* Prompt
Drop every picture and give the entries back exactly.

— START OF Stored rows —

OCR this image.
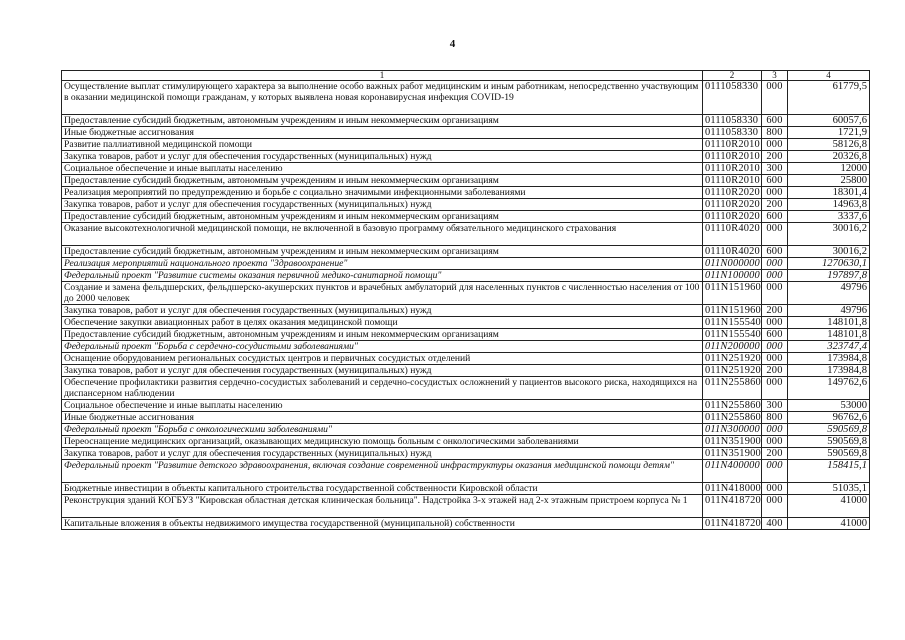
4
1	2	3	4
Осуществление выплат стимулирующего характера за выполнение особо важных работ медицинским и иным работникам, непосредственно участвующим в оказании медицинской помощи гражданам, у которых выявлена новая коронавирусная инфекция COVID-19	0111058330	000	61779,5
Предоставление субсидий бюджетным, автономным учреждениям и иным некоммерческим организациям	0111058330	600	60057,6
Иные бюджетные ассигнования	0111058330	800	1721,9
Развитие паллиативной медицинской помощи	01110R2010	000	58126,8
Закупка товаров, работ и услуг для обеспечения государственных (муниципальных) нужд	01110R2010	200	20326,8
Социальное обеспечение и иные выплаты населению	01110R2010	300	12000
Предоставление субсидий бюджетным, автономным учреждениям и иным некоммерческим организациям	01110R2010	600	25800
Реализация мероприятий по предупреждению и борьбе с социально значимыми инфекционными заболеваниями	01110R2020	000	18301,4
Закупка товаров, работ и услуг для обеспечения государственных (муниципальных) нужд	01110R2020	200	14963,8
Предоставление субсидий бюджетным, автономным учреждениям и иным некоммерческим организациям	01110R2020	600	3337,6
Оказание высокотехнологичной медицинской помощи, не включенной в базовую программу обязательного медицинского страхования	01110R4020	000	30016,2
Предоставление субсидий бюджетным, автономным учреждениям и иным некоммерческим организациям	01110R4020	600	30016,2
Реализация мероприятий национального проекта "Здравоохранение"	011N000000	000	1270630,1
Федеральный проект "Развитие системы оказания первичной медико-санитарной помощи"	011N100000	000	197897,8
Создание и замена фельдшерских, фельдшерско-акушерских пунктов и врачебных амбулаторий для населенных пунктов с численностью населения от 100 до 2000 человек	011N151960	000	49796
Закупка товаров, работ и услуг для обеспечения государственных (муниципальных) нужд	011N151960	200	49796
Обеспечение закупки авиационных работ в целях оказания медицинской помощи	011N155540	000	148101,8
Предоставление субсидий бюджетным, автономным учреждениям и иным некоммерческим организациям	011N155540	600	148101,8
Федеральный проект "Борьба с сердечно-сосудистыми заболеваниями"	011N200000	000	323747,4
Оснащение оборудованием региональных сосудистых центров и первичных сосудистых отделений	011N251920	000	173984,8
Закупка товаров, работ и услуг для обеспечения государственных (муниципальных) нужд	011N251920	200	173984,8
Обеспечение профилактики развития сердечно-сосудистых заболеваний и сердечно-сосудистых осложнений у пациентов высокого риска, находящихся на диспансерном наблюдении	011N255860	000	149762,6
Социальное обеспечение и иные выплаты населению	011N255860	300	53000
Иные бюджетные ассигнования	011N255860	800	96762,6
Федеральный проект "Борьба с онкологическими заболеваниями"	011N300000	000	590569,8
Переоснащение медицинских организаций, оказывающих медицинскую помощь больным с онкологическими заболеваниями	011N351900	000	590569,8
Закупка товаров, работ и услуг для обеспечения государственных (муниципальных) нужд	011N351900	200	590569,8
Федеральный проект "Развитие детского здравоохранения, включая создание современной инфраструктуры оказания медицинской помощи детям"	011N400000	000	158415,1
Бюджетные инвестиции в объекты капитального строительства государственной собственности Кировской области	011N418000	000	51035,1
Реконструкция зданий КОГБУЗ "Кировская областная детская клиническая больница". Надстройка 3-х этажей над 2-х этажным пристроем корпуса № 1	011N418720	000	41000
Капитальные вложения в объекты недвижимого имущества государственной (муниципальной) собственности	011N418720	400	41000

— END OF Stored rows —

* Output of the exercise
OCR this image.
4
1	2	3	4
Осуществление выплат стимулирующего характера за выполнение особо важных работ медицинским и иным работникам, непосредственно участвующим в оказании медицинской помощи гражданам, у которых выявлена новая коронавирусная инфекция COVID-19	0111058330	000	61779,5
Предоставление субсидий бюджетным, автономным учреждениям и иным некоммерческим организациям	0111058330	600	60057,6
Иные бюджетные ассигнования	0111058330	800	1721,9
Развитие паллиативной медицинской помощи	01110R2010	000	58126,8
Закупка товаров, работ и услуг для обеспечения государственных (муниципальных) нужд	01110R2010	200	20326,8
Социальное обеспечение и иные выплаты населению	01110R2010	300	12000
Предоставление субсидий бюджетным, автономным учреждениям и иным некоммерческим организациям	01110R2010	600	25800
Реализация мероприятий по предупреждению и борьбе с социально значимыми инфекционными заболеваниями	01110R2020	000	18301,4
Закупка товаров, работ и услуг для обеспечения государственных (муниципальных) нужд	01110R2020	200	14963,8
Предоставление субсидий бюджетным, автономным учреждениям и иным некоммерческим организациям	01110R2020	600	3337,6
Оказание высокотехнологичной медицинской помощи, не включенной в базовую программу обязательного медицинского страхования	01110R4020	000	30016,2
Предоставление субсидий бюджетным, автономным учреждениям и иным некоммерческим организациям	01110R4020	600	30016,2
Реализация мероприятий национального проекта "Здравоохранение"	011N000000	000	1270630,1
Федеральный проект "Развитие системы оказания первичной медико-санитарной помощи"	011N100000	000	197897,8
Создание и замена фельдшерских, фельдшерско-акушерских пунктов и врачебных амбулаторий для населенных пунктов с численностью населения от 100 до 2000 человек	011N151960	000	49796
Закупка товаров, работ и услуг для обеспечения государственных (муниципальных) нужд	011N151960	200	49796
Обеспечение закупки авиационных работ в целях оказания медицинской помощи	011N155540	000	148101,8
Предоставление субсидий бюджетным, автономным учреждениям и иным некоммерческим организациям	011N155540	600	148101,8
Федеральный проект "Борьба с сердечно-сосудистыми заболеваниями"	011N200000	000	323747,4
Оснащение оборудованием региональных сосудистых центров и первичных сосудистых отделений	011N251920	000	173984,8
Закупка товаров, работ и услуг для обеспечения государственных (муниципальных) нужд	011N251920	200	173984,8
Обеспечение профилактики развития сердечно-сосудистых заболеваний и сердечно-сосудистых осложнений у пациентов высокого риска, находящихся на диспансерном наблюдении	011N255860	000	149762,6
Социальное обеспечение и иные выплаты населению	011N255860	300	53000
Иные бюджетные ассигнования	011N255860	800	96762,6
Федеральный проект "Борьба с онкологическими заболеваниями"	011N300000	000	590569,8
Переоснащение медицинских организаций, оказывающих медицинскую помощь больным с онкологическими заболеваниями	011N351900	000	590569,8
Закупка товаров, работ и услуг для обеспечения государственных (муниципальных) нужд	011N351900	200	590569,8
Федеральный проект "Развитие детского здравоохранения, включая создание современной инфраструктуры оказания медицинской помощи детям"	011N400000	000	158415,1
Бюджетные инвестиции в объекты капитального строительства государственной собственности Кировской области	011N418000	000	51035,1
Реконструкция зданий КОГБУЗ "Кировская областная детская клиническая больница". Надстройка 3-х этажей над 2-х этажным пристроем корпуса № 1	011N418720	000	41000
Капитальные вложения в объекты недвижимого имущества государственной (муниципальной) собственности	011N418720	400	41000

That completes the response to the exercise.